Directions ▸ Copy out every line that contains the word "version".

Input ▸
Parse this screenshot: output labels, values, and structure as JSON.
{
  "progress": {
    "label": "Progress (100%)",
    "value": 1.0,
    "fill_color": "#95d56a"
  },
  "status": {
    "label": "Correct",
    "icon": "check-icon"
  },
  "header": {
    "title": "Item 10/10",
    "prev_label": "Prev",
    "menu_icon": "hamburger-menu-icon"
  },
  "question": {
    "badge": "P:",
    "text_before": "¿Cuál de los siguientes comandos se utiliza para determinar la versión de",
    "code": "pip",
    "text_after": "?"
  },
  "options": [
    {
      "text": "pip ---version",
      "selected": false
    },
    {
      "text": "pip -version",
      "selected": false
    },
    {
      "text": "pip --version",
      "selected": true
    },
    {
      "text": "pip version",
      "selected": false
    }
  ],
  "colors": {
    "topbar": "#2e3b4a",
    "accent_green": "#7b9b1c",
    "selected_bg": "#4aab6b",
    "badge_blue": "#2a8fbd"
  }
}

Exercise solution ▸
      "text": "pip ---version",
      "text": "pip -version",
      "text": "pip --version",
      "text": "pip version",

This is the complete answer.